Exercise aim: Edit the data below, starting at its first line and ending at the line that contains "table-cell: ξ: [136, 1049, 167, 1093]". Change every "table-cell" to "grid-cell" and keep all other text in those lines the same.

(Element box annotations)
+ + +
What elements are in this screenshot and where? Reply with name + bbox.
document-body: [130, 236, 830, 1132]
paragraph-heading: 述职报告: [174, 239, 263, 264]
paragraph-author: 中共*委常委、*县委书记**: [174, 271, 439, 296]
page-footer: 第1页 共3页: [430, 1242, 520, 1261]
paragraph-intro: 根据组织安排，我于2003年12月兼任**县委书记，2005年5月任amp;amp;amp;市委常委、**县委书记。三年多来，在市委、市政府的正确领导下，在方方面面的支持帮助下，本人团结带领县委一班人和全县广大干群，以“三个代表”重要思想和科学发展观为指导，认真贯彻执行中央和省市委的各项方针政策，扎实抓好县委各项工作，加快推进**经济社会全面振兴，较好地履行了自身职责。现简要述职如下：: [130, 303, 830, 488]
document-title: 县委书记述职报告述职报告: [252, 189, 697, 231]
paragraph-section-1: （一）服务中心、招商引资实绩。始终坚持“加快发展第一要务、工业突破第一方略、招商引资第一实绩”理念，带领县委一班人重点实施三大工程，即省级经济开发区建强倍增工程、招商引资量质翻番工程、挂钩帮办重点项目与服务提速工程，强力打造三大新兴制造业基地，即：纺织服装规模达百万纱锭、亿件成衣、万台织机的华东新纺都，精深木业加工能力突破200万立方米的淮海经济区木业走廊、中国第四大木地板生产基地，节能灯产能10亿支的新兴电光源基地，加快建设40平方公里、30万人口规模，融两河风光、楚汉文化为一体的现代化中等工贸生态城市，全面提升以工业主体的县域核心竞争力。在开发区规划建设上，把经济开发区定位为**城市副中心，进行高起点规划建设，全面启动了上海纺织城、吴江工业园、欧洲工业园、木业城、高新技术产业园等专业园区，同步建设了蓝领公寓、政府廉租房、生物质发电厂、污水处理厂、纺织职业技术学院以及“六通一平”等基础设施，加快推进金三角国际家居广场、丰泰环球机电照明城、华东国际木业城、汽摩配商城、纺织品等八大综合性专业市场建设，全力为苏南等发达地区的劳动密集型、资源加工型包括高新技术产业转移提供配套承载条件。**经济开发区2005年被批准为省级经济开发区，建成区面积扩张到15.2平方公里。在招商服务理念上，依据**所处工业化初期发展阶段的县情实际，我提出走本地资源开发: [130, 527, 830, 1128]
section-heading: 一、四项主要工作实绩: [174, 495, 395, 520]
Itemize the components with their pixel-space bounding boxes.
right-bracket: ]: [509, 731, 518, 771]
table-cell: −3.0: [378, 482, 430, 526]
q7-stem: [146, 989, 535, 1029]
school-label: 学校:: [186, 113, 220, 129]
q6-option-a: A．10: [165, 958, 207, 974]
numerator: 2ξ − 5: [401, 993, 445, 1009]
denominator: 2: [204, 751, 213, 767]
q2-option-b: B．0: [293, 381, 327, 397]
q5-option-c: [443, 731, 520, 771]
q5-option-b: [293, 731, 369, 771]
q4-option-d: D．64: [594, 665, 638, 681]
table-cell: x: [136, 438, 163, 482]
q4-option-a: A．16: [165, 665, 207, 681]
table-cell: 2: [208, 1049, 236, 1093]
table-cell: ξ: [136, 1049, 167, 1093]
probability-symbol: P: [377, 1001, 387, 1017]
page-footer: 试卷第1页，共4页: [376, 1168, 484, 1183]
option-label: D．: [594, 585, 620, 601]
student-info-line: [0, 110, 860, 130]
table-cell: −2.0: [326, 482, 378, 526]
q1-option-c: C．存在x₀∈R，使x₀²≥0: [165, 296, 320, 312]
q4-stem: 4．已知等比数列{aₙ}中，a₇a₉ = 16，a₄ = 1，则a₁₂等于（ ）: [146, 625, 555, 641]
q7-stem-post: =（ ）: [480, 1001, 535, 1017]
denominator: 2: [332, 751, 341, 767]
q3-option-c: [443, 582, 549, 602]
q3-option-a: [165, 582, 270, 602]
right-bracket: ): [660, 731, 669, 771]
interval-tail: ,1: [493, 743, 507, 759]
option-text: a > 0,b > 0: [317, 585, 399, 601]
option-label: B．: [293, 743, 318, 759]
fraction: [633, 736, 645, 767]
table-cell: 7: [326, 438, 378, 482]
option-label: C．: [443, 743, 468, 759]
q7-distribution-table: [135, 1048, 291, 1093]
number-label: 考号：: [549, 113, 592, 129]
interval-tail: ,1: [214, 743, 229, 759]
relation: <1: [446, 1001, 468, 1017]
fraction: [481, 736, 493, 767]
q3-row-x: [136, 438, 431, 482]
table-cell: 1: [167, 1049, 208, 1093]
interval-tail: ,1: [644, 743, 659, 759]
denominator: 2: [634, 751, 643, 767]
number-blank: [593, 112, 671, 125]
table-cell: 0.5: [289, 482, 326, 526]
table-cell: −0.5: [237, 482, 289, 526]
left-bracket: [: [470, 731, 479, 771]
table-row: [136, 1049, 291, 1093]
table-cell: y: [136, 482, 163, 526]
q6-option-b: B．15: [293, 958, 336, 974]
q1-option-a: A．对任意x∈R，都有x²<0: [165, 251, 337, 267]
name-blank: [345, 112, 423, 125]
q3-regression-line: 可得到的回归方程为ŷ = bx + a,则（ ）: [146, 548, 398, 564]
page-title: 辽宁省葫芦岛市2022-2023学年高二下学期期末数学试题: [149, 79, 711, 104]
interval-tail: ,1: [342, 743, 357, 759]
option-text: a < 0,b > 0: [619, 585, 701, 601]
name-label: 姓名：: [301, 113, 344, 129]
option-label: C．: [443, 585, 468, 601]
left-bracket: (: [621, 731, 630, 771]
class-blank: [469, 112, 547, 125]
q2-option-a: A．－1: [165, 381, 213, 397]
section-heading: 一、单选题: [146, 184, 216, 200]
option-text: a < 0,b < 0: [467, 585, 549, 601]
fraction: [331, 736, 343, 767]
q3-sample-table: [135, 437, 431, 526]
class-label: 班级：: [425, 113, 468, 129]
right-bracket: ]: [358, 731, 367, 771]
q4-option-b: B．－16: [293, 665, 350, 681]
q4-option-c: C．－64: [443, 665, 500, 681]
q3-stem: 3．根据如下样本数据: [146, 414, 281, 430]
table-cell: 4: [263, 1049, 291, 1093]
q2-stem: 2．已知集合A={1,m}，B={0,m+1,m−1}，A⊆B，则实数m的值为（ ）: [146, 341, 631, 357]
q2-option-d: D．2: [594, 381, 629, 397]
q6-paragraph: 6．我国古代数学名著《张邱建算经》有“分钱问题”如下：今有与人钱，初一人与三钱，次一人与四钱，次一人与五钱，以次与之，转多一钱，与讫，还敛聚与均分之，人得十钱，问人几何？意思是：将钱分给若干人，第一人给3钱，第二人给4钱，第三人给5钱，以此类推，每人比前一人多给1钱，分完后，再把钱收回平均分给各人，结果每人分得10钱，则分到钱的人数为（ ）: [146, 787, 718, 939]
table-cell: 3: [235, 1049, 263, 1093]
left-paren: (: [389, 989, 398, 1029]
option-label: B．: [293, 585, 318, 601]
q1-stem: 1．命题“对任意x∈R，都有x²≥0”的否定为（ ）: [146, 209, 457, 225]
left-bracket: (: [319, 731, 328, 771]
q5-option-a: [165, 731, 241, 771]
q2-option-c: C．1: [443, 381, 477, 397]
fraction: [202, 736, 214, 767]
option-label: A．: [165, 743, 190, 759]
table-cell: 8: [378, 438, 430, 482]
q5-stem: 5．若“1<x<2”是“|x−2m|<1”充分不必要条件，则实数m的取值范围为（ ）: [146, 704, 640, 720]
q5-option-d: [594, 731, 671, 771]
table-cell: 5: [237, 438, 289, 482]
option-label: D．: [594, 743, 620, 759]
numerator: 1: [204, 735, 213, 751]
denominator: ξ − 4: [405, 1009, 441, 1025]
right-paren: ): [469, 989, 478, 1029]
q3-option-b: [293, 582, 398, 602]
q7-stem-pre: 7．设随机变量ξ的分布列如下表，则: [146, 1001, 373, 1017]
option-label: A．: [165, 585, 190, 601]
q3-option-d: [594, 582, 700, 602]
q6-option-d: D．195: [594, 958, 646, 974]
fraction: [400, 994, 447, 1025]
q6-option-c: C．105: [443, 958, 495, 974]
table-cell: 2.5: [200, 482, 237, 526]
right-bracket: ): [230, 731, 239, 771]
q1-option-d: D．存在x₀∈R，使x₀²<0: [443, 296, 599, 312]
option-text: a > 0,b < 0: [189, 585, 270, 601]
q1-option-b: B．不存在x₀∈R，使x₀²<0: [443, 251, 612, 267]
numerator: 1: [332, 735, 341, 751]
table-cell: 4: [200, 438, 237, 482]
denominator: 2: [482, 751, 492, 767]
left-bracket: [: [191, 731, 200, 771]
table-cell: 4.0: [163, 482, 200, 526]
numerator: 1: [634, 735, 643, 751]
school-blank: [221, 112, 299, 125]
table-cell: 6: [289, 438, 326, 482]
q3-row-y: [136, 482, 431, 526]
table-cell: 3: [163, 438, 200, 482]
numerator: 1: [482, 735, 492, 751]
+ + +
Result of the task:
What elements are in this screenshot and where? Reply with name + bbox.
document-body: [130, 236, 830, 1132]
paragraph-heading: 述职报告: [174, 239, 263, 264]
paragraph-author: 中共*委常委、*县委书记**: [174, 271, 439, 296]
page-footer: 第1页 共3页: [430, 1242, 520, 1261]
paragraph-intro: 根据组织安排，我于2003年12月兼任**县委书记，2005年5月任amp;amp;amp;市委常委、**县委书记。三年多来，在市委、市政府的正确领导下，在方方面面的支持帮助下，本人团结带领县委一班人和全县广大干群，以“三个代表”重要思想和科学发展观为指导，认真贯彻执行中央和省市委的各项方针政策，扎实抓好县委各项工作，加快推进**经济社会全面振兴，较好地履行了自身职责。现简要述职如下：: [130, 303, 830, 488]
document-title: 县委书记述职报告述职报告: [252, 189, 697, 231]
paragraph-section-1: （一）服务中心、招商引资实绩。始终坚持“加快发展第一要务、工业突破第一方略、招商引资第一实绩”理念，带领县委一班人重点实施三大工程，即省级经济开发区建强倍增工程、招商引资量质翻番工程、挂钩帮办重点项目与服务提速工程，强力打造三大新兴制造业基地，即：纺织服装规模达百万纱锭、亿件成衣、万台织机的华东新纺都，精深木业加工能力突破200万立方米的淮海经济区木业走廊、中国第四大木地板生产基地，节能灯产能10亿支的新兴电光源基地，加快建设40平方公里、30万人口规模，融两河风光、楚汉文化为一体的现代化中等工贸生态城市，全面提升以工业主体的县域核心竞争力。在开发区规划建设上，把经济开发区定位为**城市副中心，进行高起点规划建设，全面启动了上海纺织城、吴江工业园、欧洲工业园、木业城、高新技术产业园等专业园区，同步建设了蓝领公寓、政府廉租房、生物质发电厂、污水处理厂、纺织职业技术学院以及“六通一平”等基础设施，加快推进金三角国际家居广场、丰泰环球机电照明城、华东国际木业城、汽摩配商城、纺织品等八大综合性专业市场建设，全力为苏南等发达地区的劳动密集型、资源加工型包括高新技术产业转移提供配套承载条件。**经济开发区2005年被批准为省级经济开发区，建成区面积扩张到15.2平方公里。在招商服务理念上，依据**所处工业化初期发展阶段的县情实际，我提出走本地资源开发: [130, 527, 830, 1128]
section-heading: 一、四项主要工作实绩: [174, 495, 395, 520]
Itemize the components with their pixel-space bounding boxes.
right-bracket: ]: [509, 731, 518, 771]
grid-cell: −3.0: [378, 482, 430, 526]
q7-stem: [146, 989, 535, 1029]
school-label: 学校:: [186, 113, 220, 129]
q6-option-a: A．10: [165, 958, 207, 974]
numerator: 2ξ − 5: [401, 993, 445, 1009]
denominator: 2: [204, 751, 213, 767]
q2-option-b: B．0: [293, 381, 327, 397]
q5-option-c: [443, 731, 520, 771]
q5-option-b: [293, 731, 369, 771]
q4-option-d: D．64: [594, 665, 638, 681]
grid-cell: x: [136, 438, 163, 482]
q4-option-a: A．16: [165, 665, 207, 681]
grid-cell: 2: [208, 1049, 236, 1093]
grid-cell: ξ: [136, 1049, 167, 1093]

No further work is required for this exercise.